## Given text
--- start ---
In response, Hoeper claims that Air Wisconsin’s representation of the Colorado Supreme Court’s holding – that true statements can be the basis for liability if made recklessly – is a distortion of that court’s analysis.  The Colorado court bypassed the issue of the statement’s veracity, Hoeper contends, because it was essentially analyzing whether the airline had the requisite culpability if the statements were found to be false.  Thus, Air Wisconsin is tilting (for the first time in this litigation, Hoeper contends) against a straw man in urging the Court to reject a rule that statements which are reckless but true are entitled to immunity.  Further, Hoeper points out that the lower court did not condone punishment of a true statement because it ultimately affirmed the jury’s finding that Air Wisconsin’s statements were materially false.  Bringing up the rear is Hoeper’s argument that Air Wisconsin’s statements were materially false because they conveyed the impression that he “was so mentally unstable as a result of his recent termination that he might use a gun . . . to injure passengers or commandeer a plane,” even though a number of Air Wisconsin employees testified that they never considered him a safety threat.
--- end ---
## Extracted material
--- start ---
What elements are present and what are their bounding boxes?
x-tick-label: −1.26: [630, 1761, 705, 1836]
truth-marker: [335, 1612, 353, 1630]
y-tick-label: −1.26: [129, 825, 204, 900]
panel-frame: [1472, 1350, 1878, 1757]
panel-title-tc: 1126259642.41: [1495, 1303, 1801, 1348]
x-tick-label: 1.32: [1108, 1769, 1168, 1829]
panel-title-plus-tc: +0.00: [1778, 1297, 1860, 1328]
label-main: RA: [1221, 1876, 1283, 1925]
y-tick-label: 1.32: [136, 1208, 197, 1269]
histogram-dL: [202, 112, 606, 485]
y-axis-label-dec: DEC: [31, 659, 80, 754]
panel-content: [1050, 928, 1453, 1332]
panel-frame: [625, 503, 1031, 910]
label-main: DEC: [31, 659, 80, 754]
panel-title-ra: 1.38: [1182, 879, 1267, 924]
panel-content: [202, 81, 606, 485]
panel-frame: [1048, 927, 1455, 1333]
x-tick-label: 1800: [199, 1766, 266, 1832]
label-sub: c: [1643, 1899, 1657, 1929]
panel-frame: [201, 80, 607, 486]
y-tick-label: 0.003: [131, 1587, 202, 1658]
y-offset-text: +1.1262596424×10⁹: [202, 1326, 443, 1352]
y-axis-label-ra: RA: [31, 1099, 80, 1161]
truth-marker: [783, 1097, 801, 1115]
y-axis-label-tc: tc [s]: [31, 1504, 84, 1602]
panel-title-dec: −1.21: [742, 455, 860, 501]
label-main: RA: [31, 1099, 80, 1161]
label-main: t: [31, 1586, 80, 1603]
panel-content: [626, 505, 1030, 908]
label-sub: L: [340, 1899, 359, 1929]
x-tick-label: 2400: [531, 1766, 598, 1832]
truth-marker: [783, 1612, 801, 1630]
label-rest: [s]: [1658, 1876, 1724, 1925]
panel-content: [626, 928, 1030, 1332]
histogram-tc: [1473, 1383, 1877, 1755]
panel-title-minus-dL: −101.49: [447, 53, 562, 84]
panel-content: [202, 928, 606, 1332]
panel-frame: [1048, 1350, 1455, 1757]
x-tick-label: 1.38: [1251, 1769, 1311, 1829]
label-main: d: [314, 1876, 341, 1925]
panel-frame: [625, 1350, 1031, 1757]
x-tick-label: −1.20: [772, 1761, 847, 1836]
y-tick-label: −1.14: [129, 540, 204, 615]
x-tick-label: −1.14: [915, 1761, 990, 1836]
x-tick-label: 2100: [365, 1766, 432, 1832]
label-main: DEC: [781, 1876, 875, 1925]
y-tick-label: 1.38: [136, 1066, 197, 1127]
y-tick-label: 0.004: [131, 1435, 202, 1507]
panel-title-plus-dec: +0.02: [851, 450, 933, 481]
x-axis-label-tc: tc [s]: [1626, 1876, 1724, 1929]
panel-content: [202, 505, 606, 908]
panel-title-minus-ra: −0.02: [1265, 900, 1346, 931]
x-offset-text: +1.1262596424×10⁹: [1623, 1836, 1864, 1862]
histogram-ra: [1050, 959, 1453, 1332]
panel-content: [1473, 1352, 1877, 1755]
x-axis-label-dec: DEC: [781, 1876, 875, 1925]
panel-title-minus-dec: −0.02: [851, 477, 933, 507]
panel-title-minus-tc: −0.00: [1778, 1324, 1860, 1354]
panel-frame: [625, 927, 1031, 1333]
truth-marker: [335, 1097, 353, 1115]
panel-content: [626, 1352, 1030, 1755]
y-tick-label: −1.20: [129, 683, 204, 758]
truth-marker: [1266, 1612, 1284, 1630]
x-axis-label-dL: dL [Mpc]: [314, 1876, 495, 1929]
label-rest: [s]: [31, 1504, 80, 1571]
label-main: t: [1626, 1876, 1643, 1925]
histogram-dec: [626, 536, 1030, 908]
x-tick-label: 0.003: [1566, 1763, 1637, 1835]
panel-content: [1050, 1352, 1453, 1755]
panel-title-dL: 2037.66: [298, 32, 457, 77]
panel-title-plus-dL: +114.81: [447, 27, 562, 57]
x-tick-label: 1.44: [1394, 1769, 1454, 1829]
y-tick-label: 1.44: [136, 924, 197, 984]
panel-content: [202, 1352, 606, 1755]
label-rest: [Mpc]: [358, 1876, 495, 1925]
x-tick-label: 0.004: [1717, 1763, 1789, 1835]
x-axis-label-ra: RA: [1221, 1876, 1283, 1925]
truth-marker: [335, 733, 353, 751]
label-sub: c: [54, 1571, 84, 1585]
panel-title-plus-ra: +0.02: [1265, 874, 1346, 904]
--- end ---
## Written instruction
In the text on Hoeper's response, what jury finding did the lower court ultimately affirm? The records play no part in what follows.

## Exercise result
It affirmed the jury's finding that Air Wisconsin's statements were materially false.